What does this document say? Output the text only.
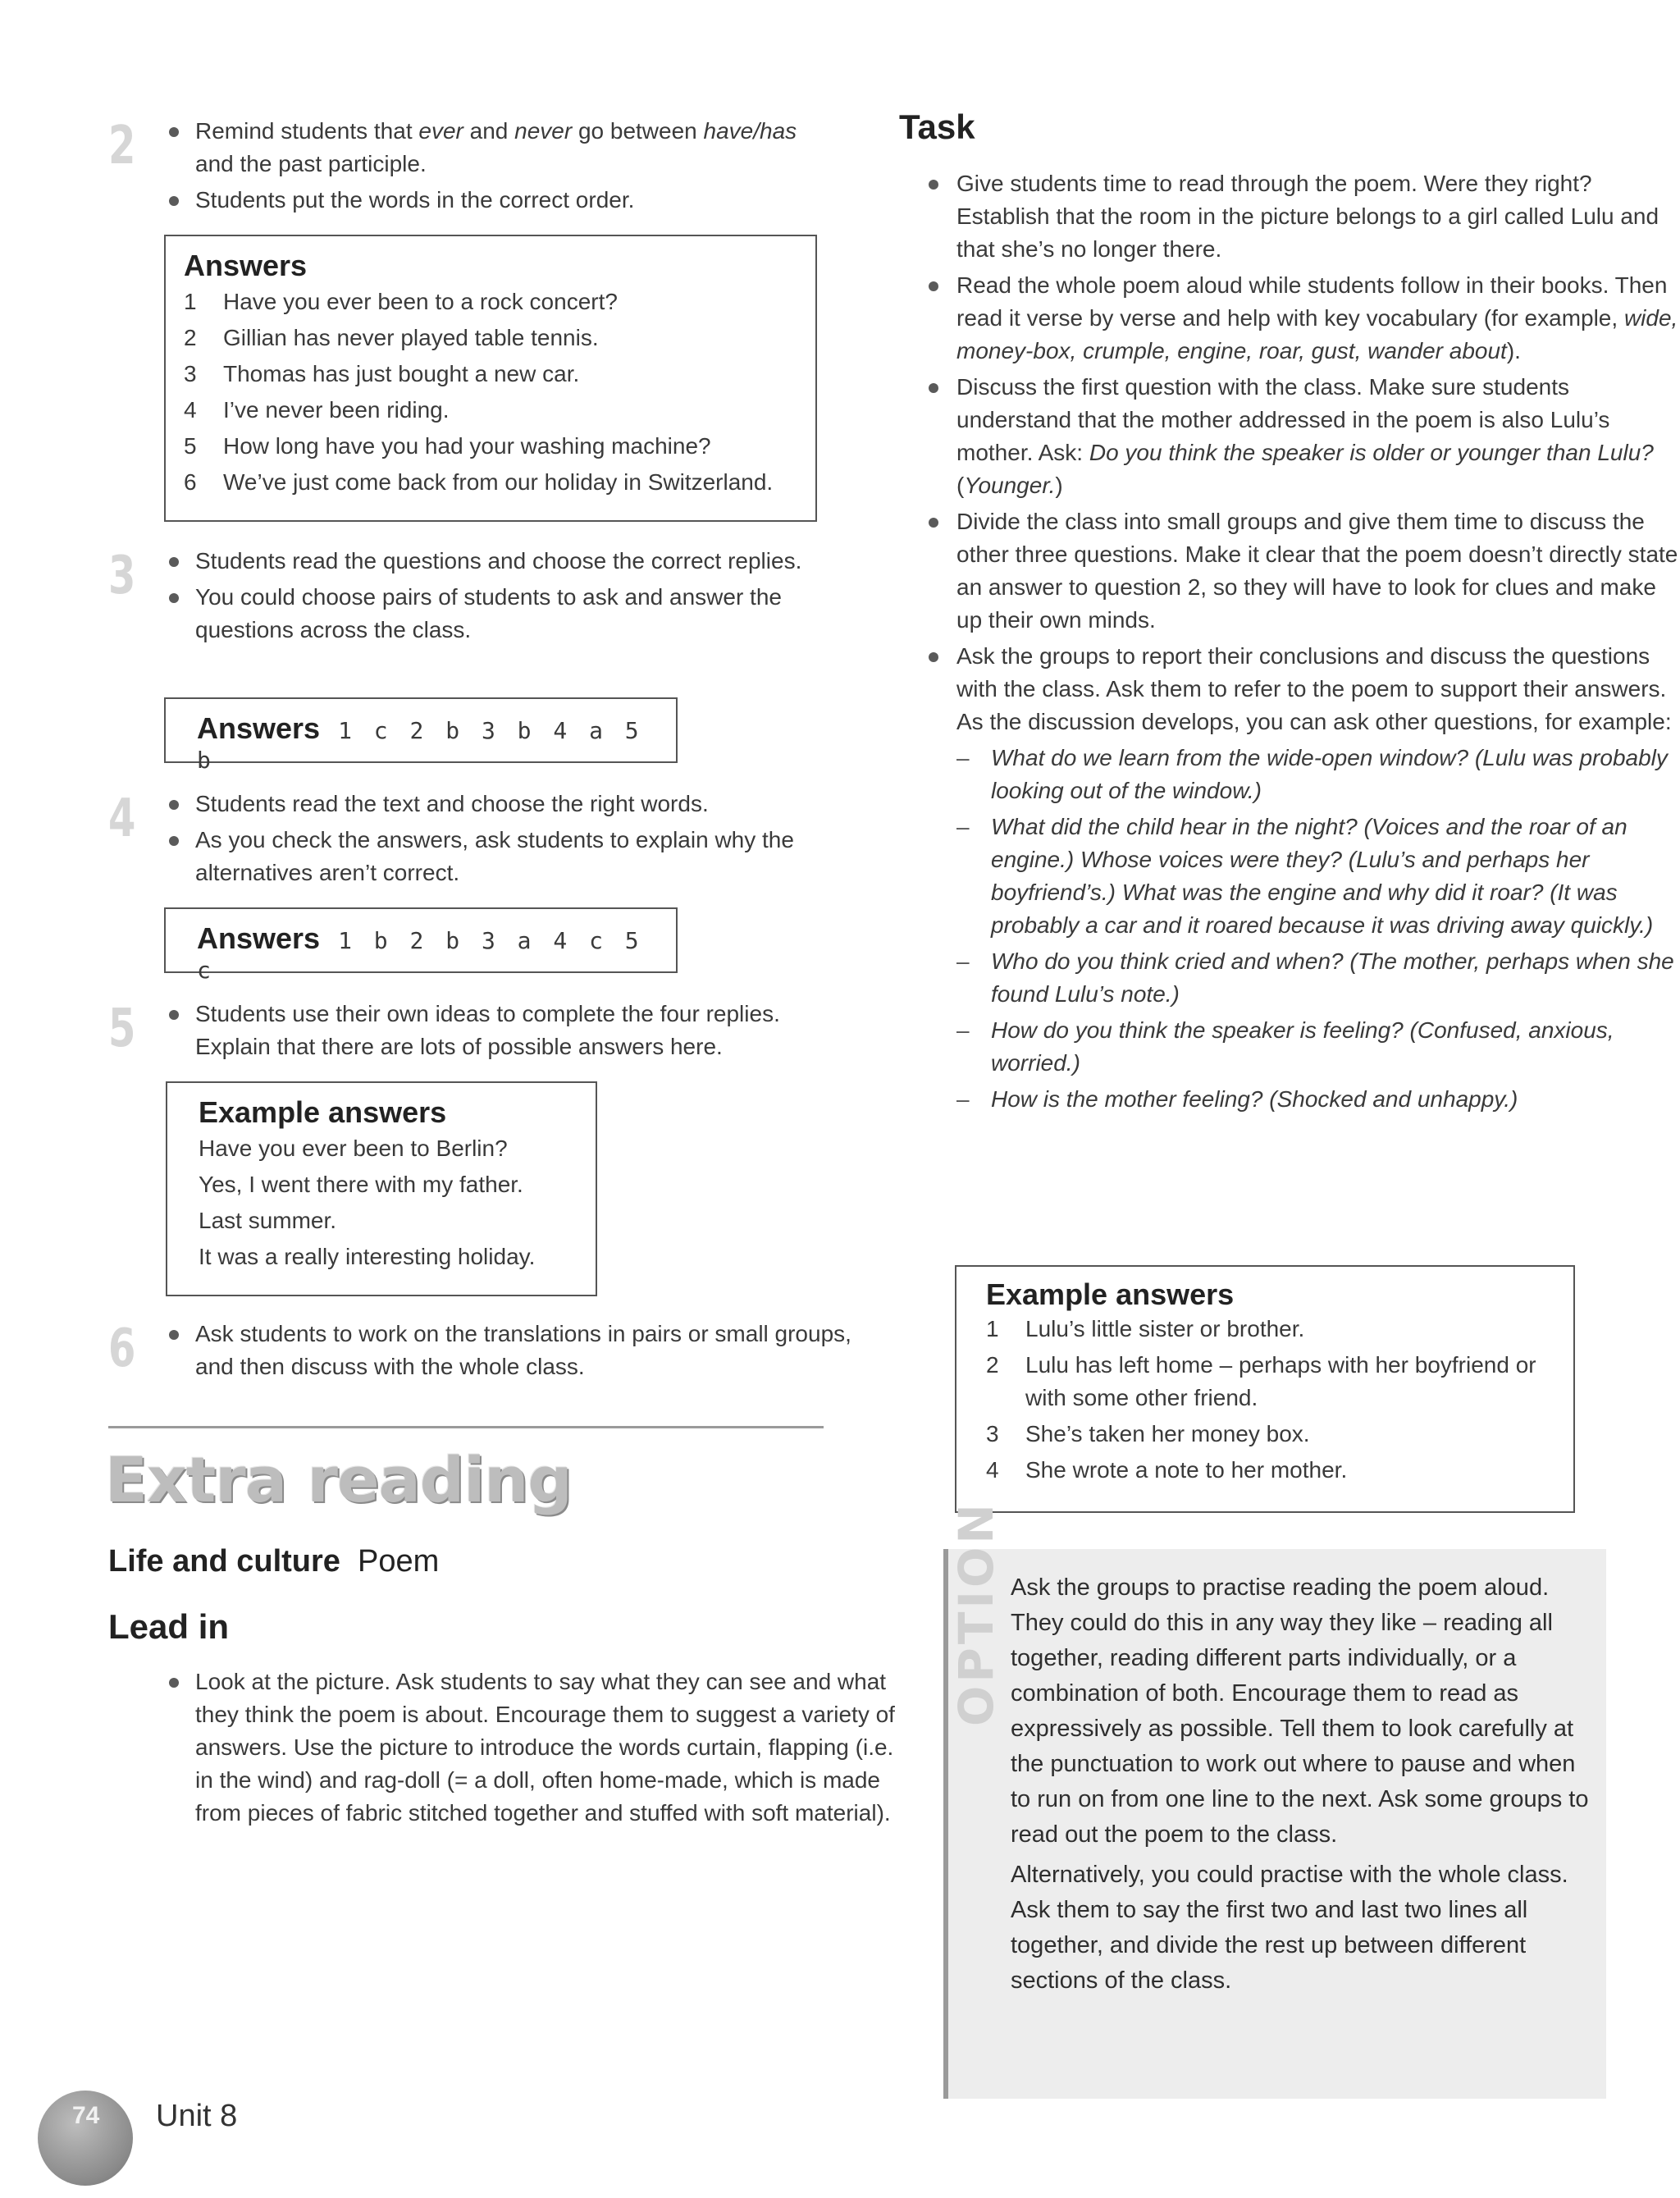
2	Remind students that ever and never go between have/has and the past participle.
Students put the words in the correct order.
Answers
1 Have you ever been to a rock concert?
2 Gillian has never played table tennis.
3 Thomas has just bought a new car.
4 I’ve never been riding.
5 How long have you had your washing machine?
6 We’ve just come back from our holiday in Switzerland.
3	Students read the questions and choose the correct replies.
You could choose pairs of students to ask and answer the questions across the class.
Answers 1 c 2 b 3 b 4 a 5 b
4	Students read the text and choose the right words.
As you check the answers, ask students to explain why the alternatives aren’t correct.
Answers 1 b 2 b 3 a 4 c 5 c
5	Students use their own ideas to complete the four replies. Explain that there are lots of possible answers here.
Example answers

Have you ever been to Berlin?

Yes, I went there with my father.

Last summer.

It was a really interesting holiday.

6	Ask students to work on the translations in pairs or small groups, and then discuss with the whole class.
Extra reading
Life and culture Poem
Lead in
Look at the picture. Ask students to say what they can see and what they think the poem is about. Encourage them to suggest a variety of answers. Use the picture to introduce the words curtain, flapping (i.e. in the wind) and rag-doll (= a doll, often home-made, which is made from pieces of fabric stitched together and stuffed with soft material).
Task
Give students time to read through the poem. Were they right? Establish that the room in the picture belongs to a girl called Lulu and that she’s no longer there.
Read the whole poem aloud while students follow in their books. Then read it verse by verse and help with key vocabulary (for example, wide, money-box, crumple, engine, roar, gust, wander about).
Discuss the first question with the class. Make sure students understand that the mother addressed in the poem is also Lulu’s mother. Ask: Do you think the speaker is older or younger than Lulu? (Younger.)
Divide the class into small groups and give them time to discuss the other three questions. Make it clear that the poem doesn’t directly state an answer to question 2, so they will have to look for clues and make up their own minds.
Ask the groups to report their conclusions and discuss the questions with the class. Ask them to refer to the poem to support their answers. As the discussion develops, you can ask other questions, for example:
– What do we learn from the wide-open window? (Lulu was probably looking out of the window.)
– What did the child hear in the night? (Voices and the roar of an engine.) Whose voices were they? (Lulu’s and perhaps her boyfriend’s.) What was the engine and why did it roar? (It was probably a car and it roared because it was driving away quickly.)
– Who do you think cried and when? (The mother, perhaps when she found Lulu’s note.)
– How do you think the speaker is feeling? (Confused, anxious, worried.)
– How is the mother feeling? (Shocked and unhappy.)
Example answers
1 Lulu’s little sister or brother.
2	Lulu has left home – perhaps with her boyfriend or with some other friend.
3 She’s taken her money box.
4 She wrote a note to her mother.
OPTION Ask the groups to practise reading the poem aloud. They could do this in any way they like – reading all together, reading different parts individually, or a combination of both. Encourage them to read as expressively as possible. Tell them to look carefully at the punctuation to work out where to pause and when to run on from one line to the next. Ask some groups to read out the poem to the class.

Alternatively, you could practise with the whole class. Ask them to say the first two and last two lines all together, and divide the rest up between different sections of the class.

74 Unit 8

* * * *

* _Task prompt_
Where a line holds the string "been", copy that line.

* _Exercise output_
1 Have you ever been to a rock concert?
4 I’ve never been riding.
Have you ever been to Berlin?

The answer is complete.